> [REQUIREMENT]
Keep the pictures out of the copy and repeat the records exactly.

[Collection entries]
---------------
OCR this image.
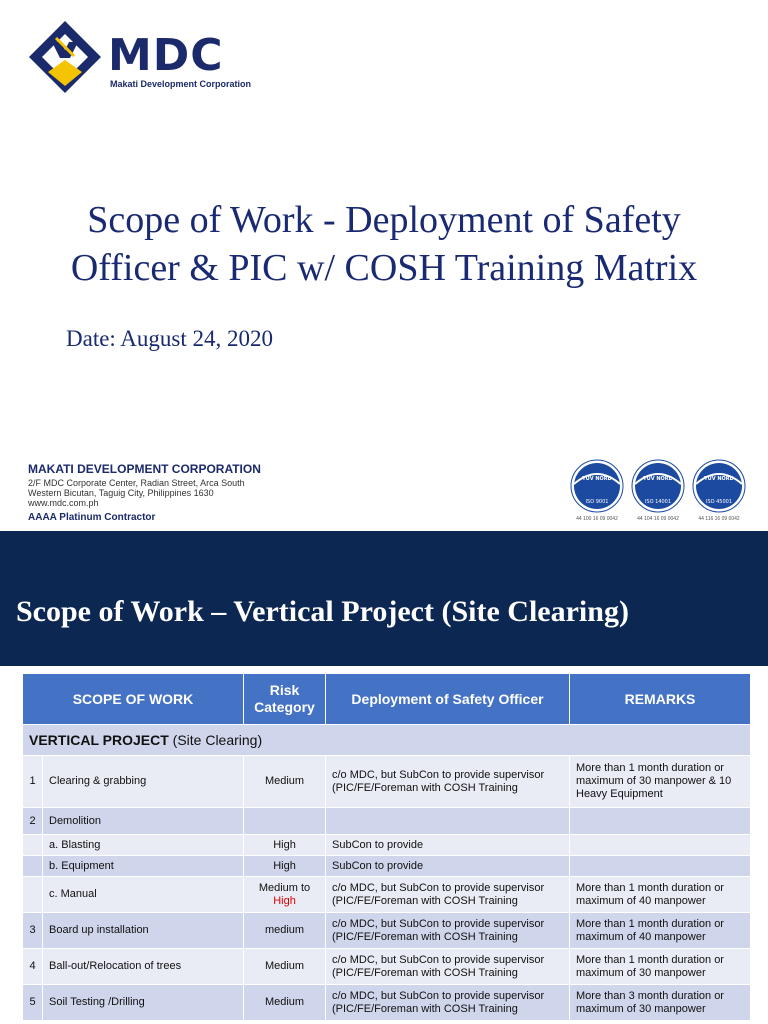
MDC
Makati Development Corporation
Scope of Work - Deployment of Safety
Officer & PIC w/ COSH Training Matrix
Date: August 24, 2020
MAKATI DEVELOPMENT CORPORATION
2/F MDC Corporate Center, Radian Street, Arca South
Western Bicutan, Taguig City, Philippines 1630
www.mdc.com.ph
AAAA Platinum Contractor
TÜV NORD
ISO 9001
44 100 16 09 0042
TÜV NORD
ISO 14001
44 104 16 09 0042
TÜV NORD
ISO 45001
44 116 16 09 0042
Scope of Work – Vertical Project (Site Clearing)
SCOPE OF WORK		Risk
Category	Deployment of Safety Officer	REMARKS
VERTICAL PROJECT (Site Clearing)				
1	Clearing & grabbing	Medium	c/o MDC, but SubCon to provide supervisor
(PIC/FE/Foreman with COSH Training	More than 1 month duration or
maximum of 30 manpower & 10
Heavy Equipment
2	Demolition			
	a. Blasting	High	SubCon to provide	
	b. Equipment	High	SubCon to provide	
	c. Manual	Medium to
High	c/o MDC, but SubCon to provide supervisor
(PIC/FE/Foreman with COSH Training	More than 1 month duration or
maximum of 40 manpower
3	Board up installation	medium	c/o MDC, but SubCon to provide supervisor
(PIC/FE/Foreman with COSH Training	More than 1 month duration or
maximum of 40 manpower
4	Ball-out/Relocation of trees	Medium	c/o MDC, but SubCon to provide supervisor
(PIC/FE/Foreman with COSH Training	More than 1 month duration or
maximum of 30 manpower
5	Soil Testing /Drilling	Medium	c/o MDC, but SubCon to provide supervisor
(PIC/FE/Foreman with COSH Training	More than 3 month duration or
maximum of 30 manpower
---------------
> [WORKED SOLUTION]
OCR this image.
MDC
Makati Development Corporation
Scope of Work - Deployment of Safety
Officer & PIC w/ COSH Training Matrix
Date: August 24, 2020
MAKATI DEVELOPMENT CORPORATION
2/F MDC Corporate Center, Radian Street, Arca South
Western Bicutan, Taguig City, Philippines 1630
www.mdc.com.ph
AAAA Platinum Contractor
TÜV NORD
ISO 9001
44 100 16 09 0042
TÜV NORD
ISO 14001
44 104 16 09 0042
TÜV NORD
ISO 45001
44 116 16 09 0042
Scope of Work – Vertical Project (Site Clearing)
SCOPE OF WORK		Risk
Category	Deployment of Safety Officer	REMARKS
VERTICAL PROJECT (Site Clearing)				
1	Clearing & grabbing	Medium	c/o MDC, but SubCon to provide supervisor
(PIC/FE/Foreman with COSH Training	More than 1 month duration or
maximum of 30 manpower & 10
Heavy Equipment
2	Demolition			
	a. Blasting	High	SubCon to provide	
	b. Equipment	High	SubCon to provide	
	c. Manual	Medium to
High	c/o MDC, but SubCon to provide supervisor
(PIC/FE/Foreman with COSH Training	More than 1 month duration or
maximum of 40 manpower
3	Board up installation	medium	c/o MDC, but SubCon to provide supervisor
(PIC/FE/Foreman with COSH Training	More than 1 month duration or
maximum of 40 manpower
4	Ball-out/Relocation of trees	Medium	c/o MDC, but SubCon to provide supervisor
(PIC/FE/Foreman with COSH Training	More than 1 month duration or
maximum of 30 manpower
5	Soil Testing /Drilling	Medium	c/o MDC, but SubCon to provide supervisor
(PIC/FE/Foreman with COSH Training	More than 3 month duration or
maximum of 30 manpower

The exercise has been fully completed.